**Stated task:** Reproduce the listing below without any change.

**Data in this exercise:**
━━━━━━━━━━━━━━━━━━━━
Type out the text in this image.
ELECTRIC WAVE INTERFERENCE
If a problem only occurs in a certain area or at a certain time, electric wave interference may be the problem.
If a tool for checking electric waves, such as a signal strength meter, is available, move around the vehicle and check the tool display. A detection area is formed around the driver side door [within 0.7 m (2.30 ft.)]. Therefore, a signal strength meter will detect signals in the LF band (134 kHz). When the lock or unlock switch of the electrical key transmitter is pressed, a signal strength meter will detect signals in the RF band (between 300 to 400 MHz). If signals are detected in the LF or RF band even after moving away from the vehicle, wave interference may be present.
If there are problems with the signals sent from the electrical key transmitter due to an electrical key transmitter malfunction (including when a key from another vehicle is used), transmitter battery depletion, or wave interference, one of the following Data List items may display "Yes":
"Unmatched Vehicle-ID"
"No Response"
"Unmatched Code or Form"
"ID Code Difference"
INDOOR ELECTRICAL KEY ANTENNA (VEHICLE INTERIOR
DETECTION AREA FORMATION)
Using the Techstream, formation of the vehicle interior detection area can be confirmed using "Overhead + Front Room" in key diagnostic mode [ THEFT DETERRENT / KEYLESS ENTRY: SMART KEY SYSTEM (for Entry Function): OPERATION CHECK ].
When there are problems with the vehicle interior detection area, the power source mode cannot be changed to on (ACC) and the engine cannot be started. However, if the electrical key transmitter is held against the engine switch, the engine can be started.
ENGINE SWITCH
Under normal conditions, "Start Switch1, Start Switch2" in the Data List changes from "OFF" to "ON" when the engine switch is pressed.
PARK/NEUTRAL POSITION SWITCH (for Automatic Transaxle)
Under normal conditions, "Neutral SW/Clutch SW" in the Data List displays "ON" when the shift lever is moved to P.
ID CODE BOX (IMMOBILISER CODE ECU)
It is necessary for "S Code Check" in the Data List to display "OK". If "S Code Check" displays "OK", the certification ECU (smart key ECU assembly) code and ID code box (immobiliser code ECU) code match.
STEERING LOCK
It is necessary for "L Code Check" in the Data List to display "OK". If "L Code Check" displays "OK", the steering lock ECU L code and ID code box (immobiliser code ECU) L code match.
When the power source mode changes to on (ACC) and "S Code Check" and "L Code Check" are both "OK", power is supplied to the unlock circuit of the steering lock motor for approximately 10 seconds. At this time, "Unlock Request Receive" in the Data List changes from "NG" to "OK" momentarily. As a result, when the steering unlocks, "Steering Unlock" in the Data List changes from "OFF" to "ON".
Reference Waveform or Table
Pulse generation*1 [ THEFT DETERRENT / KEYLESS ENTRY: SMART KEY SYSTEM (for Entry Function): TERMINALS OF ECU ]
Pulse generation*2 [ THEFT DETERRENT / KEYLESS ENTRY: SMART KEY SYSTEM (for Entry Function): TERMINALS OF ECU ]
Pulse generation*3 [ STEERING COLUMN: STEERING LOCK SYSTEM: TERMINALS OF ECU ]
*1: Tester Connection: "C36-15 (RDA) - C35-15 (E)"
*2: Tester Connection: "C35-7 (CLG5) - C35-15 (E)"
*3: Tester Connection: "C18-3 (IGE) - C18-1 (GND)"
━━━━━━━━━━━━━━━━━━━━
**Complete response:**
Type out the text in this image.
ELECTRIC WAVE INTERFERENCE
If a problem only occurs in a certain area or at a certain time, electric wave interference may be the problem.
If a tool for checking electric waves, such as a signal strength meter, is available, move around the vehicle and check the tool display. A detection area is formed around the driver side door [within 0.7 m (2.30 ft.)]. Therefore, a signal strength meter will detect signals in the LF band (134 kHz). When the lock or unlock switch of the electrical key transmitter is pressed, a signal strength meter will detect signals in the RF band (between 300 to 400 MHz). If signals are detected in the LF or RF band even after moving away from the vehicle, wave interference may be present.
If there are problems with the signals sent from the electrical key transmitter due to an electrical key transmitter malfunction (including when a key from another vehicle is used), transmitter battery depletion, or wave interference, one of the following Data List items may display "Yes":
"Unmatched Vehicle-ID"
"No Response"
"Unmatched Code or Form"
"ID Code Difference"
INDOOR ELECTRICAL KEY ANTENNA (VEHICLE INTERIOR
DETECTION AREA FORMATION)
Using the Techstream, formation of the vehicle interior detection area can be confirmed using "Overhead + Front Room" in key diagnostic mode [ THEFT DETERRENT / KEYLESS ENTRY: SMART KEY SYSTEM (for Entry Function): OPERATION CHECK ].
When there are problems with the vehicle interior detection area, the power source mode cannot be changed to on (ACC) and the engine cannot be started. However, if the electrical key transmitter is held against the engine switch, the engine can be started.
ENGINE SWITCH
Under normal conditions, "Start Switch1, Start Switch2" in the Data List changes from "OFF" to "ON" when the engine switch is pressed.
PARK/NEUTRAL POSITION SWITCH (for Automatic Transaxle)
Under normal conditions, "Neutral SW/Clutch SW" in the Data List displays "ON" when the shift lever is moved to P.
ID CODE BOX (IMMOBILISER CODE ECU)
It is necessary for "S Code Check" in the Data List to display "OK". If "S Code Check" displays "OK", the certification ECU (smart key ECU assembly) code and ID code box (immobiliser code ECU) code match.
STEERING LOCK
It is necessary for "L Code Check" in the Data List to display "OK". If "L Code Check" displays "OK", the steering lock ECU L code and ID code box (immobiliser code ECU) L code match.
When the power source mode changes to on (ACC) and "S Code Check" and "L Code Check" are both "OK", power is supplied to the unlock circuit of the steering lock motor for approximately 10 seconds. At this time, "Unlock Request Receive" in the Data List changes from "NG" to "OK" momentarily. As a result, when the steering unlocks, "Steering Unlock" in the Data List changes from "OFF" to "ON".
Reference Waveform or Table
Pulse generation*1 [ THEFT DETERRENT / KEYLESS ENTRY: SMART KEY SYSTEM (for Entry Function): TERMINALS OF ECU ]
Pulse generation*2 [ THEFT DETERRENT / KEYLESS ENTRY: SMART KEY SYSTEM (for Entry Function): TERMINALS OF ECU ]
Pulse generation*3 [ STEERING COLUMN: STEERING LOCK SYSTEM: TERMINALS OF ECU ]
*1: Tester Connection: "C36-15 (RDA) - C35-15 (E)"
*2: Tester Connection: "C35-7 (CLG5) - C35-15 (E)"
*3: Tester Connection: "C18-3 (IGE) - C18-1 (GND)"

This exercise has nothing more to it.